Write every entry out again exactly, please, and skip the pictures.

────────────────────

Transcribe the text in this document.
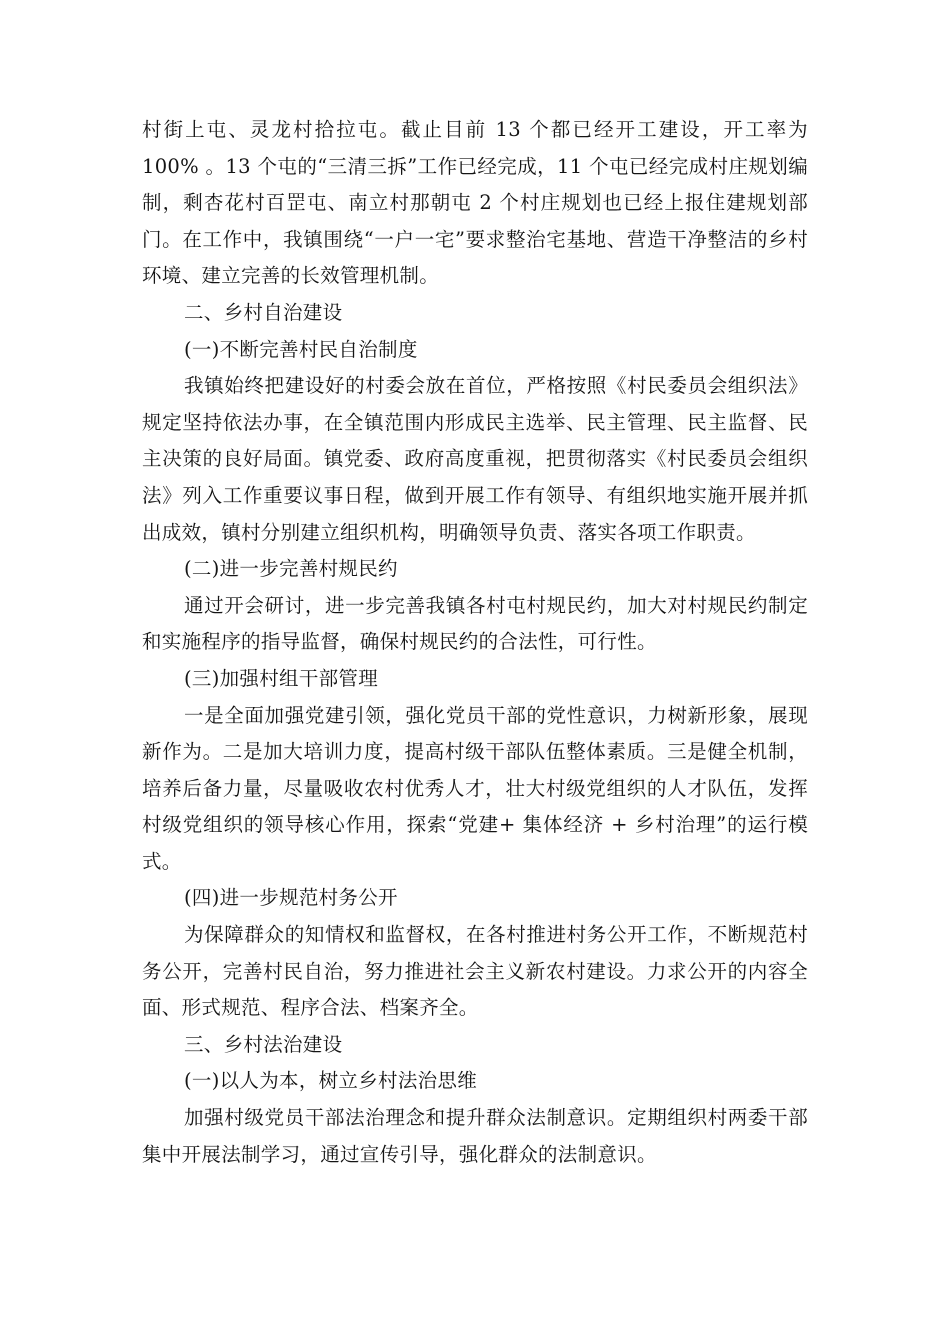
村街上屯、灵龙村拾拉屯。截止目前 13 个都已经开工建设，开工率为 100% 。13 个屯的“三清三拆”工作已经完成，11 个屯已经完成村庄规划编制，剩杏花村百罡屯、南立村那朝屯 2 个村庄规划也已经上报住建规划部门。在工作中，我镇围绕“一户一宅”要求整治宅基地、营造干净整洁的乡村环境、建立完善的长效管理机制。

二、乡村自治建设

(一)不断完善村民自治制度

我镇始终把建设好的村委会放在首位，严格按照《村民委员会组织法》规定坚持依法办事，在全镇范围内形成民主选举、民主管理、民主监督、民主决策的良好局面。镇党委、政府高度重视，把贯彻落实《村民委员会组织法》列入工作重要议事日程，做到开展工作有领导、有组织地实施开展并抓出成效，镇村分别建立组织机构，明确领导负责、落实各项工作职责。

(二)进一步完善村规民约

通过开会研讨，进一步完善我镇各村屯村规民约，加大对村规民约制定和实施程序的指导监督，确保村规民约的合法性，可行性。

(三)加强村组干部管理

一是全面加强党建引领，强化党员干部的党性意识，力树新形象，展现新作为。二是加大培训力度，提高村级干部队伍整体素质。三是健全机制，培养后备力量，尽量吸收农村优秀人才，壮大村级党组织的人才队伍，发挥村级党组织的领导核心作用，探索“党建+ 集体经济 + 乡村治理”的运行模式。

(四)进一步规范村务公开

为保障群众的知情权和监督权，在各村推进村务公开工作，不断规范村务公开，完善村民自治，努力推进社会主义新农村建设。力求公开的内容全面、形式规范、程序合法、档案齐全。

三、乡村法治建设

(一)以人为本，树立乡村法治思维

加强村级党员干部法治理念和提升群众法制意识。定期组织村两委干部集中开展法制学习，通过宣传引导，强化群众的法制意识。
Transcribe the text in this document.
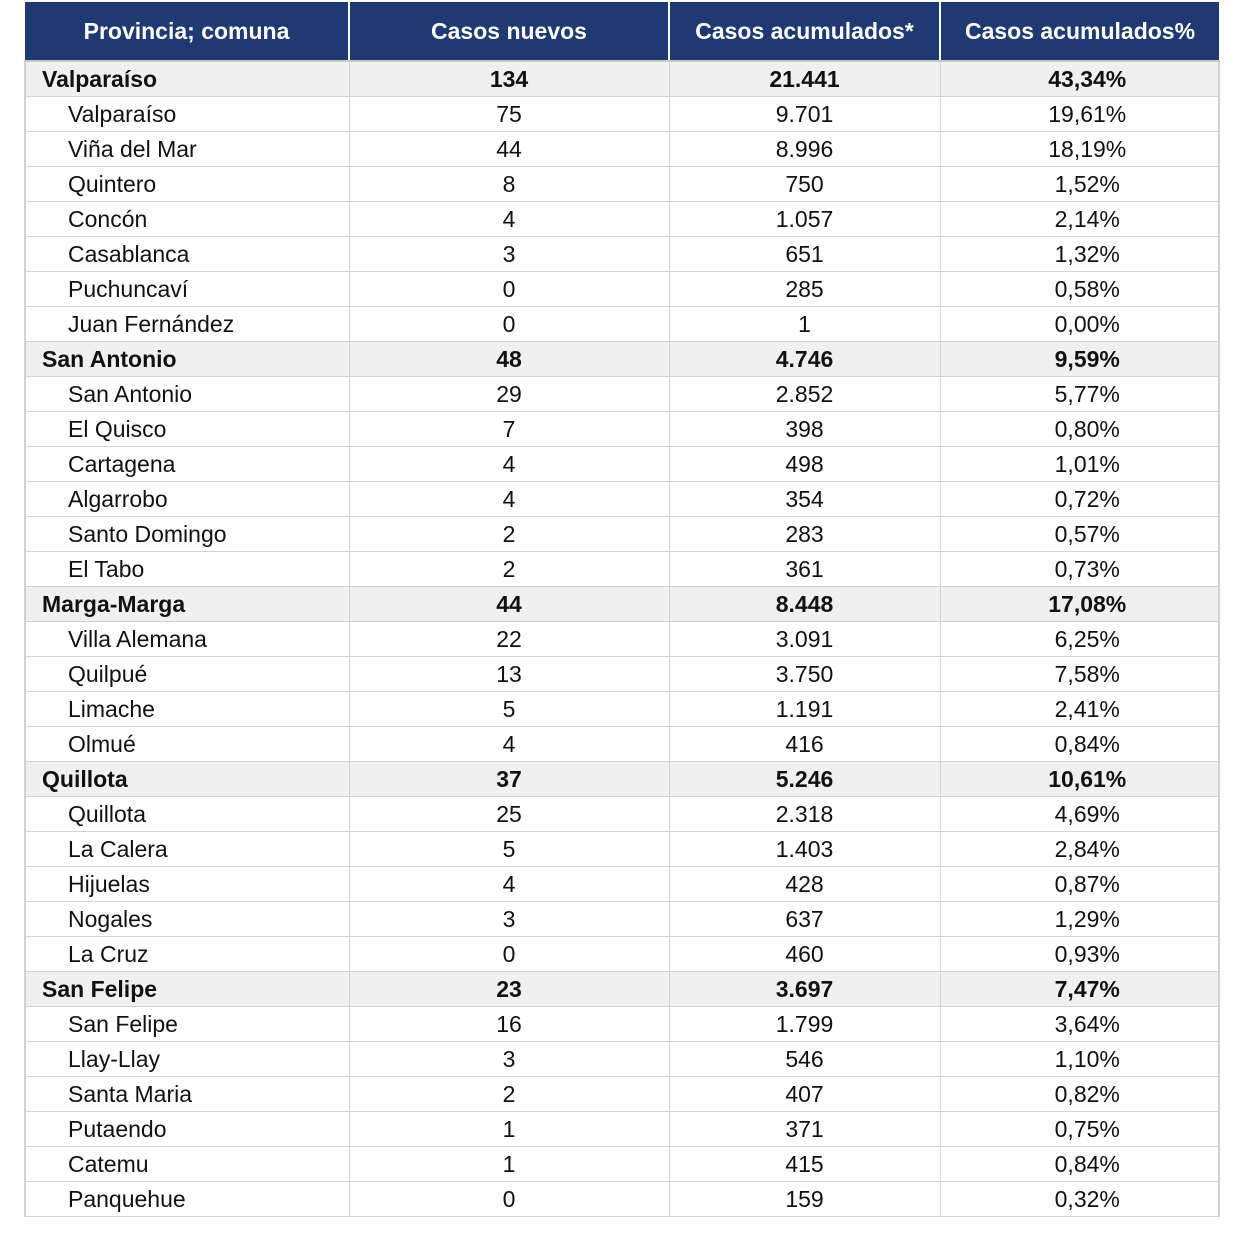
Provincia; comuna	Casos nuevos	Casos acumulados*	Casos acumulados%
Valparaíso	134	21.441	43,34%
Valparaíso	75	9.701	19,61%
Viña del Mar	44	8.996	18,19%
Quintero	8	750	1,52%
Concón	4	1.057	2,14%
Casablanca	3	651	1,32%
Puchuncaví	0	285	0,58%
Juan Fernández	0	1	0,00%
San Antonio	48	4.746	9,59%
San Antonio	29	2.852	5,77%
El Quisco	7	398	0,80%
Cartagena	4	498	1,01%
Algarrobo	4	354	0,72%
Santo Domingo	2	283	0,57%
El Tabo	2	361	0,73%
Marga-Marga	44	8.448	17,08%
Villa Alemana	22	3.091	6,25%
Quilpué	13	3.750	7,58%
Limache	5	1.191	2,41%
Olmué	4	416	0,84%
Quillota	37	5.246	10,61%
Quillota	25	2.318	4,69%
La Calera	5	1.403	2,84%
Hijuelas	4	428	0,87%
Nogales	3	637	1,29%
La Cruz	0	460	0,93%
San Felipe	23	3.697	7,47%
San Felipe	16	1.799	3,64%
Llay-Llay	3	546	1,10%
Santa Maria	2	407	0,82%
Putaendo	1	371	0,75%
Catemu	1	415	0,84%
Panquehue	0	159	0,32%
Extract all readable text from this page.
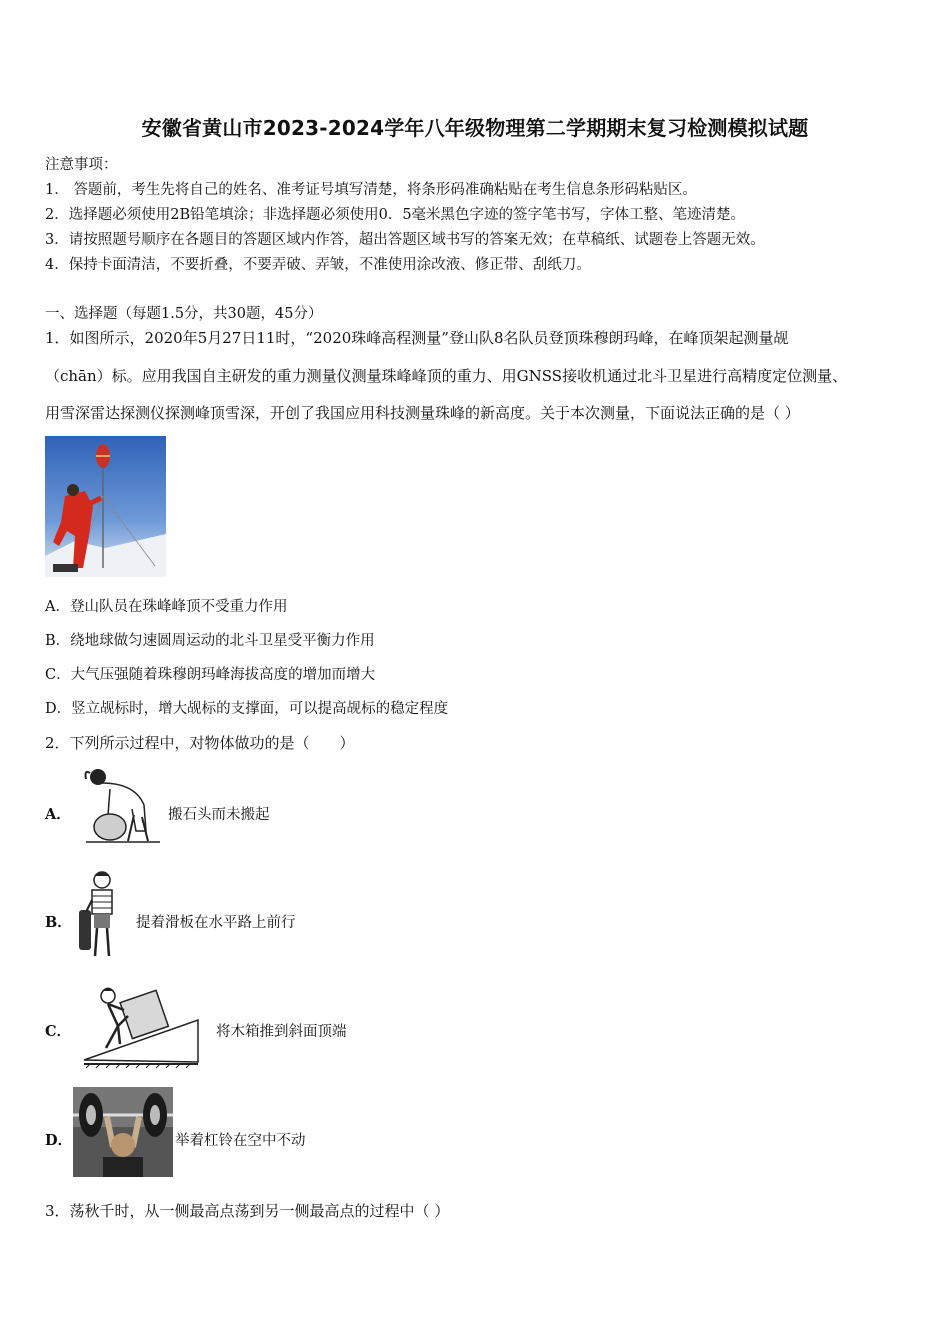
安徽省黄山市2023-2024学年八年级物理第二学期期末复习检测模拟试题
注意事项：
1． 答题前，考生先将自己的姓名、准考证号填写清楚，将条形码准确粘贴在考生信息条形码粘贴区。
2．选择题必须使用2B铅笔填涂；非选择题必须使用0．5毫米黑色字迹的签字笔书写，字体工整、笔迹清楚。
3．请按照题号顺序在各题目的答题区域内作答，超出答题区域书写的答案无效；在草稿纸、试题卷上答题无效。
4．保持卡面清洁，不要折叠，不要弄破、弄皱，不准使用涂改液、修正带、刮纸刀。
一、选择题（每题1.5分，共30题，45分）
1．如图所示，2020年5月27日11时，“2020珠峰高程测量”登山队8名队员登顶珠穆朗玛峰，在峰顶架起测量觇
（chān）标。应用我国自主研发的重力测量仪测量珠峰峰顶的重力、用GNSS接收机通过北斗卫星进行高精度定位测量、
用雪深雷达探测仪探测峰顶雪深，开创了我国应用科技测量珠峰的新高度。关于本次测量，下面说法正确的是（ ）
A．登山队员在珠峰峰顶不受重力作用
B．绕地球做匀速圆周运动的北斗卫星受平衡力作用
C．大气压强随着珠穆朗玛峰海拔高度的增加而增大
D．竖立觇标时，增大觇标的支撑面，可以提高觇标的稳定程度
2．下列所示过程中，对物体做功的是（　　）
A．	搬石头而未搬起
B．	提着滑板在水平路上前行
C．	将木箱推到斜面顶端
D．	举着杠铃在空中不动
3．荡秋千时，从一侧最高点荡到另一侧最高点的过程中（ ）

────────────────────

Task result:
Transcribe the text in this document.
村街上屯、灵龙村拾拉屯。截止目前 13 个都已经开工建设，开工率为 100% 。13 个屯的“三清三拆”工作已经完成，11 个屯已经完成村庄规划编制，剩杏花村百罡屯、南立村那朝屯 2 个村庄规划也已经上报住建规划部门。在工作中，我镇围绕“一户一宅”要求整治宅基地、营造干净整洁的乡村环境、建立完善的长效管理机制。

二、乡村自治建设

(一)不断完善村民自治制度

我镇始终把建设好的村委会放在首位，严格按照《村民委员会组织法》规定坚持依法办事，在全镇范围内形成民主选举、民主管理、民主监督、民主决策的良好局面。镇党委、政府高度重视，把贯彻落实《村民委员会组织法》列入工作重要议事日程，做到开展工作有领导、有组织地实施开展并抓出成效，镇村分别建立组织机构，明确领导负责、落实各项工作职责。

(二)进一步完善村规民约

通过开会研讨，进一步完善我镇各村屯村规民约，加大对村规民约制定和实施程序的指导监督，确保村规民约的合法性，可行性。

(三)加强村组干部管理

一是全面加强党建引领，强化党员干部的党性意识，力树新形象，展现新作为。二是加大培训力度，提高村级干部队伍整体素质。三是健全机制，培养后备力量，尽量吸收农村优秀人才，壮大村级党组织的人才队伍，发挥村级党组织的领导核心作用，探索“党建+ 集体经济 + 乡村治理”的运行模式。

(四)进一步规范村务公开

为保障群众的知情权和监督权，在各村推进村务公开工作，不断规范村务公开，完善村民自治，努力推进社会主义新农村建设。力求公开的内容全面、形式规范、程序合法、档案齐全。

三、乡村法治建设

(一)以人为本，树立乡村法治思维

加强村级党员干部法治理念和提升群众法制意识。定期组织村两委干部集中开展法制学习，通过宣传引导，强化群众的法制意识。
Transcribe the text in this document.
Provincia; comuna	Casos nuevos	Casos acumulados*	Casos acumulados%
Valparaíso	134	21.441	43,34%
Valparaíso	75	9.701	19,61%
Viña del Mar	44	8.996	18,19%
Quintero	8	750	1,52%
Concón	4	1.057	2,14%
Casablanca	3	651	1,32%
Puchuncaví	0	285	0,58%
Juan Fernández	0	1	0,00%
San Antonio	48	4.746	9,59%
San Antonio	29	2.852	5,77%
El Quisco	7	398	0,80%
Cartagena	4	498	1,01%
Algarrobo	4	354	0,72%
Santo Domingo	2	283	0,57%
El Tabo	2	361	0,73%
Marga-Marga	44	8.448	17,08%
Villa Alemana	22	3.091	6,25%
Quilpué	13	3.750	7,58%
Limache	5	1.191	2,41%
Olmué	4	416	0,84%
Quillota	37	5.246	10,61%
Quillota	25	2.318	4,69%
La Calera	5	1.403	2,84%
Hijuelas	4	428	0,87%
Nogales	3	637	1,29%
La Cruz	0	460	0,93%
San Felipe	23	3.697	7,47%
San Felipe	16	1.799	3,64%
Llay-Llay	3	546	1,10%
Santa Maria	2	407	0,82%
Putaendo	1	371	0,75%
Catemu	1	415	0,84%
Panquehue	0	159	0,32%
Extract all readable text from this page.
安徽省黄山市2023-2024学年八年级物理第二学期期末复习检测模拟试题
注意事项：
1． 答题前，考生先将自己的姓名、准考证号填写清楚，将条形码准确粘贴在考生信息条形码粘贴区。
2．选择题必须使用2B铅笔填涂；非选择题必须使用0．5毫米黑色字迹的签字笔书写，字体工整、笔迹清楚。
3．请按照题号顺序在各题目的答题区域内作答，超出答题区域书写的答案无效；在草稿纸、试题卷上答题无效。
4．保持卡面清洁，不要折叠，不要弄破、弄皱，不准使用涂改液、修正带、刮纸刀。
一、选择题（每题1.5分，共30题，45分）
1．如图所示，2020年5月27日11时，“2020珠峰高程测量”登山队8名队员登顶珠穆朗玛峰，在峰顶架起测量觇
（chān）标。应用我国自主研发的重力测量仪测量珠峰峰顶的重力、用GNSS接收机通过北斗卫星进行高精度定位测量、
用雪深雷达探测仪探测峰顶雪深，开创了我国应用科技测量珠峰的新高度。关于本次测量，下面说法正确的是（ ）
A．登山队员在珠峰峰顶不受重力作用
B．绕地球做匀速圆周运动的北斗卫星受平衡力作用
C．大气压强随着珠穆朗玛峰海拔高度的增加而增大
D．竖立觇标时，增大觇标的支撑面，可以提高觇标的稳定程度
2．下列所示过程中，对物体做功的是（　　）
A．	搬石头而未搬起
B．	提着滑板在水平路上前行
C．	将木箱推到斜面顶端
D．	举着杠铃在空中不动
3．荡秋千时，从一侧最高点荡到另一侧最高点的过程中（ ）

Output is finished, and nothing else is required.